**BRIEF:**
Output exactly the lines between the line that contains "Transcribe this image's" and the last line of the material, counting both.

********

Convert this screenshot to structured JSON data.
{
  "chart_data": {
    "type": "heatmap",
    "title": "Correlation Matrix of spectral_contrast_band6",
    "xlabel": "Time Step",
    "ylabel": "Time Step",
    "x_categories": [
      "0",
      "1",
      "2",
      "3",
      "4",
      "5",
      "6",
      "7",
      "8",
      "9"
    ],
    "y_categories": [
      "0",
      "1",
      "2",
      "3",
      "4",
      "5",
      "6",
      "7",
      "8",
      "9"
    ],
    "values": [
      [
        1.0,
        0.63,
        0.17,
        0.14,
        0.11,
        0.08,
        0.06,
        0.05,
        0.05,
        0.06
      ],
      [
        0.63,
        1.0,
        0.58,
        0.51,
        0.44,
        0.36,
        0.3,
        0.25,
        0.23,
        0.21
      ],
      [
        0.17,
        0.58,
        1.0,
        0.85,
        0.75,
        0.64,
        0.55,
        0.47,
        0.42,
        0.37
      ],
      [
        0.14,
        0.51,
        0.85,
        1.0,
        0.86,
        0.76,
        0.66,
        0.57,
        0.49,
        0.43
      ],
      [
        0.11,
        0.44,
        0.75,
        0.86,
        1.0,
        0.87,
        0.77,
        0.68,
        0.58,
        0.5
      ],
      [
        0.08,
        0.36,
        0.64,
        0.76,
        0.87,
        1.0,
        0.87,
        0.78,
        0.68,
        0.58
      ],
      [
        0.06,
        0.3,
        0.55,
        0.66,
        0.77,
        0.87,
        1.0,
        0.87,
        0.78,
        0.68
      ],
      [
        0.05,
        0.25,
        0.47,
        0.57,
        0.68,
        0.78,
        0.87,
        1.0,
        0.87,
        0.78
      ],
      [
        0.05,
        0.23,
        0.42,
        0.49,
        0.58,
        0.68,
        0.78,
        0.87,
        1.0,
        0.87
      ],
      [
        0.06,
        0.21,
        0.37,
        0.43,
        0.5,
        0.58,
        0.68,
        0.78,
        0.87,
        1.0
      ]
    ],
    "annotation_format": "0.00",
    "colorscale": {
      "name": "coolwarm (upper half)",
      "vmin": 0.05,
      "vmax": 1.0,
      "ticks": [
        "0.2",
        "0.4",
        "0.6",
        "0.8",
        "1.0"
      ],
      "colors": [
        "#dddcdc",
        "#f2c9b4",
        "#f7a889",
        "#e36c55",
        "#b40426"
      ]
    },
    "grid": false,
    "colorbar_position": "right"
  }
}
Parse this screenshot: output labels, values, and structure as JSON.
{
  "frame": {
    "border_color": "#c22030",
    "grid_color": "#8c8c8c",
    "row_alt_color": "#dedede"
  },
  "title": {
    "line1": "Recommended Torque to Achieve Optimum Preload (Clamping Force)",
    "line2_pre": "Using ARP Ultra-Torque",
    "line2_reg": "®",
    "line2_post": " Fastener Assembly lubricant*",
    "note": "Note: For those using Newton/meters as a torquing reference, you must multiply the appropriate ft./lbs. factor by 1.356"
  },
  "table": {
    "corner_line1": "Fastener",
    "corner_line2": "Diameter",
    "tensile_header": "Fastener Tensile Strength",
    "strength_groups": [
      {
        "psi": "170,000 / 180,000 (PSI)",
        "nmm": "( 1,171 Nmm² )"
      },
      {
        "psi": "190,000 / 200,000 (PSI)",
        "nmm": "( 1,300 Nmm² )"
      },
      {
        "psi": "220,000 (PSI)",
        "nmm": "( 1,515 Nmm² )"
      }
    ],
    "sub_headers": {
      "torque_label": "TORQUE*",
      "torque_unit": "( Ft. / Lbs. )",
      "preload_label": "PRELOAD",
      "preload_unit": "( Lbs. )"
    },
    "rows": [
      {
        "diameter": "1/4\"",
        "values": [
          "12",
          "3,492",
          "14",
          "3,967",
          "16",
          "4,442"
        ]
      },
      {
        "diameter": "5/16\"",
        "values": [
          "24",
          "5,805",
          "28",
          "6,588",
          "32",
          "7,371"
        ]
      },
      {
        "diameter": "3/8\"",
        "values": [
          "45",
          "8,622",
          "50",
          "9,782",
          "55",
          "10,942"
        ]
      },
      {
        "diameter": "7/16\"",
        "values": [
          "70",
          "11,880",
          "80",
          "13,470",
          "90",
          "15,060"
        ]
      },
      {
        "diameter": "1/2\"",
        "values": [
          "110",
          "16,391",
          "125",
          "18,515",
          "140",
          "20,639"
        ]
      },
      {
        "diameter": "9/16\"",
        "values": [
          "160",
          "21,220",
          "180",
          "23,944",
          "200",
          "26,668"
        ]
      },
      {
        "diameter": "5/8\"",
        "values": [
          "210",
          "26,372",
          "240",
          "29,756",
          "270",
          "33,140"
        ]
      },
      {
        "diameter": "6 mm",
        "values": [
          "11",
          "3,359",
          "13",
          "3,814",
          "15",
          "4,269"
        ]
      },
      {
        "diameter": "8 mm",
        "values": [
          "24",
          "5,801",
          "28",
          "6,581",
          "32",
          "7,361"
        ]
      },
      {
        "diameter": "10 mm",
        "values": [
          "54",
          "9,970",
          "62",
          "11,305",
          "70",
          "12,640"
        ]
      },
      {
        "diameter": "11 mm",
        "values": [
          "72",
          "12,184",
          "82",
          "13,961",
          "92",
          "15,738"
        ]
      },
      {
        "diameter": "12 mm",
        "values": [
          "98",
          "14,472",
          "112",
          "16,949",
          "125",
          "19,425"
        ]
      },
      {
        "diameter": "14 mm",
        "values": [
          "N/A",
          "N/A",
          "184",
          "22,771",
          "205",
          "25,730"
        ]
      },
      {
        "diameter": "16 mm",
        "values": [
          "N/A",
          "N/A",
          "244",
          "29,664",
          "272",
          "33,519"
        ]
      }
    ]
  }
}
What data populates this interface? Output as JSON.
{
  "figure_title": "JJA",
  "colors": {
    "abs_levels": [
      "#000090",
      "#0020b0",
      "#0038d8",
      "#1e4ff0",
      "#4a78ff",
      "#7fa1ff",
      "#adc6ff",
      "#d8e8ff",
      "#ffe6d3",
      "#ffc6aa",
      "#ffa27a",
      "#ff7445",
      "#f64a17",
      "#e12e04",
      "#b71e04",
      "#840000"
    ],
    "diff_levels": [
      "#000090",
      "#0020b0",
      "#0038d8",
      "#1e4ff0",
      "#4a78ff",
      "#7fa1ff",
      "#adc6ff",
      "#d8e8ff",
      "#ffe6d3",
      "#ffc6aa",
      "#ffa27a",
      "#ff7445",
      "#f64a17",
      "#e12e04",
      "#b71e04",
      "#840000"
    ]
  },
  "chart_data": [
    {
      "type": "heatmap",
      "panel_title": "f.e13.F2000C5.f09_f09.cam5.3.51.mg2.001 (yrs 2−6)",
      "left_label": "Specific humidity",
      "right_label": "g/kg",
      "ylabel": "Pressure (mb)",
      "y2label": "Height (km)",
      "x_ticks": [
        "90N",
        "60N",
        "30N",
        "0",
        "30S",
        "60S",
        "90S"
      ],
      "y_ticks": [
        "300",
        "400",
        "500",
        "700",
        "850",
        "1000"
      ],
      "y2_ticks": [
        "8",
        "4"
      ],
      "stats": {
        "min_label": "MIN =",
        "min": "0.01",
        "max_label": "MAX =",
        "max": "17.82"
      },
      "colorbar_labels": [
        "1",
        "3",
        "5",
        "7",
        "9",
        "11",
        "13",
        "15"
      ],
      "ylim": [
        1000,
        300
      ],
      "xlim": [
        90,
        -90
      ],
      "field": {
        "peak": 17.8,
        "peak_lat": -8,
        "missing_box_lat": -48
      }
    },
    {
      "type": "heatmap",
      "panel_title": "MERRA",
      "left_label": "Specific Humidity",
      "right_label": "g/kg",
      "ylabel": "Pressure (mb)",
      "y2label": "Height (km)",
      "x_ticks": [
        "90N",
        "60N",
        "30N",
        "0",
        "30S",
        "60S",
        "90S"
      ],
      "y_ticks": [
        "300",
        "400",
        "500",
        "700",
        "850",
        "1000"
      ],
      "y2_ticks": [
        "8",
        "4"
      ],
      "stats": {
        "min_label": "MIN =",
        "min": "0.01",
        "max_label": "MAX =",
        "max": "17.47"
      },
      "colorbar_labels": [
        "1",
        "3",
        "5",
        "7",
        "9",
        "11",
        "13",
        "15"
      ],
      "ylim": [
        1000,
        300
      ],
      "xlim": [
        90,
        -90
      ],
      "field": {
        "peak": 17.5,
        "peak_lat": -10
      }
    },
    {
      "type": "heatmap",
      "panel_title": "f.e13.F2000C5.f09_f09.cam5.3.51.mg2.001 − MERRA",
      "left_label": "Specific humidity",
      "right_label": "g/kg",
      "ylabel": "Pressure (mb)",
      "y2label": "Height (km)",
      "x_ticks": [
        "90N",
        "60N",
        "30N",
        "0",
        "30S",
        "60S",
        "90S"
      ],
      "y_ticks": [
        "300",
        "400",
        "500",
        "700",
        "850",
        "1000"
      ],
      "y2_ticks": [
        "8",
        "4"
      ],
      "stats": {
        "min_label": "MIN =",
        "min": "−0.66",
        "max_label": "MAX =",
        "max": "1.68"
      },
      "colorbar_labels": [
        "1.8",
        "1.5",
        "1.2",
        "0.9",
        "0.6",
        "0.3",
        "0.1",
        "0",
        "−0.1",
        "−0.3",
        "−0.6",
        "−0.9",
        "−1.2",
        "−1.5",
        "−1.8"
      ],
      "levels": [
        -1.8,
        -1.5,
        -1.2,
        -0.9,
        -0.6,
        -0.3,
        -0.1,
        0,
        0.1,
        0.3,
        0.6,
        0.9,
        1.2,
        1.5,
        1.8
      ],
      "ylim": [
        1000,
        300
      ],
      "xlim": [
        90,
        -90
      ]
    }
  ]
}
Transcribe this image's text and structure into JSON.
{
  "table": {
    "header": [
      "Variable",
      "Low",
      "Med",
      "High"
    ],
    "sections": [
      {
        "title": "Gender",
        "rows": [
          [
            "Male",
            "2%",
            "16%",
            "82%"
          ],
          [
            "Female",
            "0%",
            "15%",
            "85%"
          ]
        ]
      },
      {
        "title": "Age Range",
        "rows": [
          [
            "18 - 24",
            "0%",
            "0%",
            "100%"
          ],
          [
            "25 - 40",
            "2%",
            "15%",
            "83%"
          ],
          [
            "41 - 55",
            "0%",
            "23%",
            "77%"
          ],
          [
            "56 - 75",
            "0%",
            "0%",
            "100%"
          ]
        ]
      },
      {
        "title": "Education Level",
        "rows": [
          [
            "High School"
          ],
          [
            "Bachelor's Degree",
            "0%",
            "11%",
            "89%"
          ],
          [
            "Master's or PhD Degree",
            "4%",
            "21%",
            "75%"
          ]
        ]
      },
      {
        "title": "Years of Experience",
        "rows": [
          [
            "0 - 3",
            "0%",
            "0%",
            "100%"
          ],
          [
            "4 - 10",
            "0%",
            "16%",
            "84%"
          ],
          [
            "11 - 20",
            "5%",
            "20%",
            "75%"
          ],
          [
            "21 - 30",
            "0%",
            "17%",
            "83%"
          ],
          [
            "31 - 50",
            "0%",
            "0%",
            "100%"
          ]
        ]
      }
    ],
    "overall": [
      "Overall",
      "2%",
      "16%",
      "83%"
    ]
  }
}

********

**TASK RESPONSE:**
Transcribe this image's text and structure into JSON.
{
  "table": {
    "header": [
      "Variable",
      "Low",
      "Med",
      "High"
    ],
    "sections": [
      {
        "title": "Gender",
        "rows": [
          [
            "Male",
            "2%",
            "16%",
            "82%"
          ],
          [
            "Female",
            "0%",
            "15%",
            "85%"
          ]
        ]
      },
      {
        "title": "Age Range",
        "rows": [
          [
            "18 - 24",
            "0%",
            "0%",
            "100%"
          ],
          [
            "25 - 40",
            "2%",
            "15%",
            "83%"
          ],
          [
            "41 - 55",
            "0%",
            "23%",
            "77%"
          ],
          [
            "56 - 75",
            "0%",
            "0%",
            "100%"
          ]
        ]
      },
      {
        "title": "Education Level",
        "rows": [
          [
            "High School"
          ],
          [
            "Bachelor's Degree",
            "0%",
            "11%",
            "89%"
          ],
          [
            "Master's or PhD Degree",
            "4%",
            "21%",
            "75%"
          ]
        ]
      },
      {
        "title": "Years of Experience",
        "rows": [
          [
            "0 - 3",
            "0%",
            "0%",
            "100%"
          ],
          [
            "4 - 10",
            "0%",
            "16%",
            "84%"
          ],
          [
            "11 - 20",
            "5%",
            "20%",
            "75%"
          ],
          [
            "21 - 30",
            "0%",
            "17%",
            "83%"
          ],
          [
            "31 - 50",
            "0%",
            "0%",
            "100%"
          ]
        ]
      }
    ],
    "overall": [
      "Overall",
      "2%",
      "16%",
      "83%"
    ]
  }
}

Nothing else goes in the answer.